- _Records shown_:
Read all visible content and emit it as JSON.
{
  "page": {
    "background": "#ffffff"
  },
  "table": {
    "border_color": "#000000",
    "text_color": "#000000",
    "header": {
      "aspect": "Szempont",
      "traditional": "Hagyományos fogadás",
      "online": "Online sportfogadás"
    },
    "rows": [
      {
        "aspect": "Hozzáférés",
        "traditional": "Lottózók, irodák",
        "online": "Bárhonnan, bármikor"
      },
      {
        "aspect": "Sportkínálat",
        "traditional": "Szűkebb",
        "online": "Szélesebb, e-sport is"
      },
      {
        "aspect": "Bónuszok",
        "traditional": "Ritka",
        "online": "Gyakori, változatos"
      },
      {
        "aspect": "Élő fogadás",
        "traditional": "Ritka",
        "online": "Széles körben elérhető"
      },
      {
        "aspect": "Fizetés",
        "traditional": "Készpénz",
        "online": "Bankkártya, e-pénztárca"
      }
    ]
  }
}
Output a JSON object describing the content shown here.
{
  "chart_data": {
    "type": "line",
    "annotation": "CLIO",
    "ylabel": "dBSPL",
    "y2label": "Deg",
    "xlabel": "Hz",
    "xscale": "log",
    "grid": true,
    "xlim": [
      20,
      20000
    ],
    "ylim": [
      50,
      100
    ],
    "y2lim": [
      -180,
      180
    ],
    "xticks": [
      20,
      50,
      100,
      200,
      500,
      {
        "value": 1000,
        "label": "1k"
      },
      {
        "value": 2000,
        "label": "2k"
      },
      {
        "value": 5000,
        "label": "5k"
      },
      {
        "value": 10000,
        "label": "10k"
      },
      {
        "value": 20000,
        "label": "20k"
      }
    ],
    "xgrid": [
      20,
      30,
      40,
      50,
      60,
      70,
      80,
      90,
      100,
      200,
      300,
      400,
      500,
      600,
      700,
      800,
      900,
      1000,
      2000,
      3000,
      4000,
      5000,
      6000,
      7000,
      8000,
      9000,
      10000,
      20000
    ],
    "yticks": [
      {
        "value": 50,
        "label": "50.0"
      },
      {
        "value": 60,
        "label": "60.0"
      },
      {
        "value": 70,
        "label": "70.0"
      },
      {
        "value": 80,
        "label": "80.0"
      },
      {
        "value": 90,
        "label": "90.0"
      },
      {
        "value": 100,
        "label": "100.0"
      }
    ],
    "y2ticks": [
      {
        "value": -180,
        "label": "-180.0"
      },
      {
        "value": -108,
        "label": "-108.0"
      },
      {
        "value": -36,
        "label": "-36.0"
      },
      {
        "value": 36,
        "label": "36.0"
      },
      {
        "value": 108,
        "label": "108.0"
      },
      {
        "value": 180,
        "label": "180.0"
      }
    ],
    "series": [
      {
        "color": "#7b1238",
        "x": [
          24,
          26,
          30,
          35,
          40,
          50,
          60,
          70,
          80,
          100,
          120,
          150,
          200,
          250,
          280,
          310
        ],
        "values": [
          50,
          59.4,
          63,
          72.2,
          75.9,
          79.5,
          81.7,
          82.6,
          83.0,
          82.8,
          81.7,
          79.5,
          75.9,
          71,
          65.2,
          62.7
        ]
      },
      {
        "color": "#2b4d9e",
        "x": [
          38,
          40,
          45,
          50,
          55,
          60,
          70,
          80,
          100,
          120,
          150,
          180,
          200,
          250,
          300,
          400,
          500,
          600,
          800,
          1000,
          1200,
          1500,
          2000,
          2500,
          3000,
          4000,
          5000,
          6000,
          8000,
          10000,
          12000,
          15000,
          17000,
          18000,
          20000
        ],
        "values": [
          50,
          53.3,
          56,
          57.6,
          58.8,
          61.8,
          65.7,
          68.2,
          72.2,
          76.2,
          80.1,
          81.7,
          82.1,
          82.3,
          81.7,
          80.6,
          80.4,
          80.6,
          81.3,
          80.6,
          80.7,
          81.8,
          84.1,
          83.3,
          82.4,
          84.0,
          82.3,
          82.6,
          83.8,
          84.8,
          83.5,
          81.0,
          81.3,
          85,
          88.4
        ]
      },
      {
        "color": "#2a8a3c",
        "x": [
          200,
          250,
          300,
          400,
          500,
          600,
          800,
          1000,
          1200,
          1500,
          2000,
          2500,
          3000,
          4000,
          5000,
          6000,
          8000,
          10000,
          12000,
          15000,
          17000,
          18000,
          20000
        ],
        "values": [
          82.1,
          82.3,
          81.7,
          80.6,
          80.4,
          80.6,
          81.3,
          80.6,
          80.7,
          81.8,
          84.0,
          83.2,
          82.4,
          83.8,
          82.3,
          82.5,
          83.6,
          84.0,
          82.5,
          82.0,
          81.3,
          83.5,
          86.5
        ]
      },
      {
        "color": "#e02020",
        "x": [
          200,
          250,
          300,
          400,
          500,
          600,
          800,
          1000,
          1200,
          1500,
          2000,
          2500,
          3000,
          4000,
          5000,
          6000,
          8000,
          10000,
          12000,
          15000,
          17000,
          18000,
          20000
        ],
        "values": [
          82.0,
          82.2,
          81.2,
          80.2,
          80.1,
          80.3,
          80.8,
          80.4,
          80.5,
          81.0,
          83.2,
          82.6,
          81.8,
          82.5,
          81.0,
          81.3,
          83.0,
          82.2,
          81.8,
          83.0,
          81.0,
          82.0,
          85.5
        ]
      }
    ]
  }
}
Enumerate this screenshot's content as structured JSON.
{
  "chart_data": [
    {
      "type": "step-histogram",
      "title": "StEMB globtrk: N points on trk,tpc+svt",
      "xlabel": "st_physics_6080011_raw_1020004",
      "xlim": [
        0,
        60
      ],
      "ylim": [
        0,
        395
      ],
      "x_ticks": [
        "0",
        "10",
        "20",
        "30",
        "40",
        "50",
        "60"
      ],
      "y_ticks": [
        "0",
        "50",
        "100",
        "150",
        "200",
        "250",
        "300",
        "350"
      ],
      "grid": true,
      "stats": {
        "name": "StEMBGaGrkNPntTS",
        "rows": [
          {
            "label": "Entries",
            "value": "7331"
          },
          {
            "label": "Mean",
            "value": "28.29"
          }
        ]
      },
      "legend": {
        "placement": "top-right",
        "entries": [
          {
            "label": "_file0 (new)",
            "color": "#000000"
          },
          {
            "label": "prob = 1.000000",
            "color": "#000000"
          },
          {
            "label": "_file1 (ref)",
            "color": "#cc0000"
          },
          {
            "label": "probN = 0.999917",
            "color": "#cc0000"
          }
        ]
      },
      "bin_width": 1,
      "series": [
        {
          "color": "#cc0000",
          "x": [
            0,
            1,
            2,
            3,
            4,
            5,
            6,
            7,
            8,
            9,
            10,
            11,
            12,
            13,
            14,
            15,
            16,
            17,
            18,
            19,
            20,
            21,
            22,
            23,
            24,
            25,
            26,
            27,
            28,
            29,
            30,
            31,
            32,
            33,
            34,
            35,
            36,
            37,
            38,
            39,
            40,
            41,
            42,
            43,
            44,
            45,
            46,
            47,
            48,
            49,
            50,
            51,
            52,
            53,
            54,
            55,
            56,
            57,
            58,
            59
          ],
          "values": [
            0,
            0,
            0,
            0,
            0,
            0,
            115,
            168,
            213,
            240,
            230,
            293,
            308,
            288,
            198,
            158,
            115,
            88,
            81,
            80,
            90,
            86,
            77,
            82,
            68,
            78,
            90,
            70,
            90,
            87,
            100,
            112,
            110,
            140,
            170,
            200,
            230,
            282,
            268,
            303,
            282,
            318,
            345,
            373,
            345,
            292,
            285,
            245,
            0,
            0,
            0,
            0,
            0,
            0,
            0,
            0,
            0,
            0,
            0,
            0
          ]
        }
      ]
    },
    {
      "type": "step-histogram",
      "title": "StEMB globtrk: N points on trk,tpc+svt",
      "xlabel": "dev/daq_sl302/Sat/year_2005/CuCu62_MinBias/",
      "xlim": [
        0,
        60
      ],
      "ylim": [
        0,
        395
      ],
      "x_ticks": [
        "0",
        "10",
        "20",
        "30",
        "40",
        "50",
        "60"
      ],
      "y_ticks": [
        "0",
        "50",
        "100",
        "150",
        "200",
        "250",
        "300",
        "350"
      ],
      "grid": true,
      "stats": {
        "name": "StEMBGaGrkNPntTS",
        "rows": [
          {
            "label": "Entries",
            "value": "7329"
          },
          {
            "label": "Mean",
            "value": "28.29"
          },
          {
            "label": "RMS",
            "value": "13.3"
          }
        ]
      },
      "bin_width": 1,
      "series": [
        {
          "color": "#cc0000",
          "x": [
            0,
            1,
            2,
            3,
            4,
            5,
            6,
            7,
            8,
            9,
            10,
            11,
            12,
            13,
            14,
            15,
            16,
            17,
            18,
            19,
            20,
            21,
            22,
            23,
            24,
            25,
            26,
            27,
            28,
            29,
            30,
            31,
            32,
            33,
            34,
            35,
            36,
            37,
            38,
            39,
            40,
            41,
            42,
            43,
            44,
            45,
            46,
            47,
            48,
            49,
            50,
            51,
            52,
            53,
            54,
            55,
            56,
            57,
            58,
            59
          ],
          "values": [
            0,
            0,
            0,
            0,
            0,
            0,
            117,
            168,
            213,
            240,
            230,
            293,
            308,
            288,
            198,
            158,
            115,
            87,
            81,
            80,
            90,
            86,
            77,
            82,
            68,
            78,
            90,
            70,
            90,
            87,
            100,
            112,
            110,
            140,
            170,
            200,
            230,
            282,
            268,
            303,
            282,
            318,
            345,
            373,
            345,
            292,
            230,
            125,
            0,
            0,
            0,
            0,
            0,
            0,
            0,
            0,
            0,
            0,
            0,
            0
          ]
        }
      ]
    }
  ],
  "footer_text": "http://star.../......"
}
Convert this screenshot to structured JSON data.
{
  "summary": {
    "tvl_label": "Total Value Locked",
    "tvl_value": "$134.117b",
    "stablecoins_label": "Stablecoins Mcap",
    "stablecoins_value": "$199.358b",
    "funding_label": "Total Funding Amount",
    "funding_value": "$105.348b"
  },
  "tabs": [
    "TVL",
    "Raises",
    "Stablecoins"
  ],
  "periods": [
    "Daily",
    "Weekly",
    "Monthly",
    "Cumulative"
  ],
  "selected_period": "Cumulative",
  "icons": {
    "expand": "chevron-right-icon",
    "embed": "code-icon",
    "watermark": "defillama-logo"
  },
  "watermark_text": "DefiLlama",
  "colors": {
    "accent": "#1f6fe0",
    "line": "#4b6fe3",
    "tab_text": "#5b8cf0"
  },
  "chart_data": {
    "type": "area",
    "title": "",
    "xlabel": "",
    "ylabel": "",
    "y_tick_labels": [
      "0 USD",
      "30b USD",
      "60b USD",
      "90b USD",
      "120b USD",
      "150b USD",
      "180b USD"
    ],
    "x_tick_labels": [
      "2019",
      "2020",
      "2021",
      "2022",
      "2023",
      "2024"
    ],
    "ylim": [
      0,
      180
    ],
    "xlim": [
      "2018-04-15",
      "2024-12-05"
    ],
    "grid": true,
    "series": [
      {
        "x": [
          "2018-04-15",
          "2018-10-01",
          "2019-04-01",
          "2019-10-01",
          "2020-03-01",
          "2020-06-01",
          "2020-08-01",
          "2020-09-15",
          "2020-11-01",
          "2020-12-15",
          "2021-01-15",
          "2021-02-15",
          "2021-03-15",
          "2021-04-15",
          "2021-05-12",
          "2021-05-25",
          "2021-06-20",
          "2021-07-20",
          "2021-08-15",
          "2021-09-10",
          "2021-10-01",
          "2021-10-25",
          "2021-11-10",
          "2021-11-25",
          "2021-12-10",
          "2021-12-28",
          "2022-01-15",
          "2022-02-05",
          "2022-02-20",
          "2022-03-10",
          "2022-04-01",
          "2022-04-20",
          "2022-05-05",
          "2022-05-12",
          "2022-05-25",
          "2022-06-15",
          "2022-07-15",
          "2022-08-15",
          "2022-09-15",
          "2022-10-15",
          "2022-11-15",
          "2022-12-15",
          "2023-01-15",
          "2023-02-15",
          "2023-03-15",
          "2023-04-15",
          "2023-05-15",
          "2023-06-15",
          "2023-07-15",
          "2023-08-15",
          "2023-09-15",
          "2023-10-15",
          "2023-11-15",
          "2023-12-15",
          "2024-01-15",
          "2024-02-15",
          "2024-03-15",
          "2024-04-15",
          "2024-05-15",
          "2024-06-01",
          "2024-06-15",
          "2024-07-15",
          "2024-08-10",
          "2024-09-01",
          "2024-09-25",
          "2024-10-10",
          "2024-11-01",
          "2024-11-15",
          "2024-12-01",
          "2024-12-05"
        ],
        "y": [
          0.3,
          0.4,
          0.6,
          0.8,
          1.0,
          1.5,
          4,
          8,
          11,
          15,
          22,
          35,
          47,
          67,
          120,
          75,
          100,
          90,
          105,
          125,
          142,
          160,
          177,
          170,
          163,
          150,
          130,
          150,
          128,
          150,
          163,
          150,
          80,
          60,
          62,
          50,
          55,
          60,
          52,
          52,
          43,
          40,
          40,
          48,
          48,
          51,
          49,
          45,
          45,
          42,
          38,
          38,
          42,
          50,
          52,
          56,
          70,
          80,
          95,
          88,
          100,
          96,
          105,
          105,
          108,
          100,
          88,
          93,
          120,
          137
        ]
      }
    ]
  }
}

- _What is required_:
Read the entries and select each line where the word "type" is found.

- _Answer_:
    "type": "line",
      "type": "step-histogram",
      "type": "step-histogram",
    "type": "area",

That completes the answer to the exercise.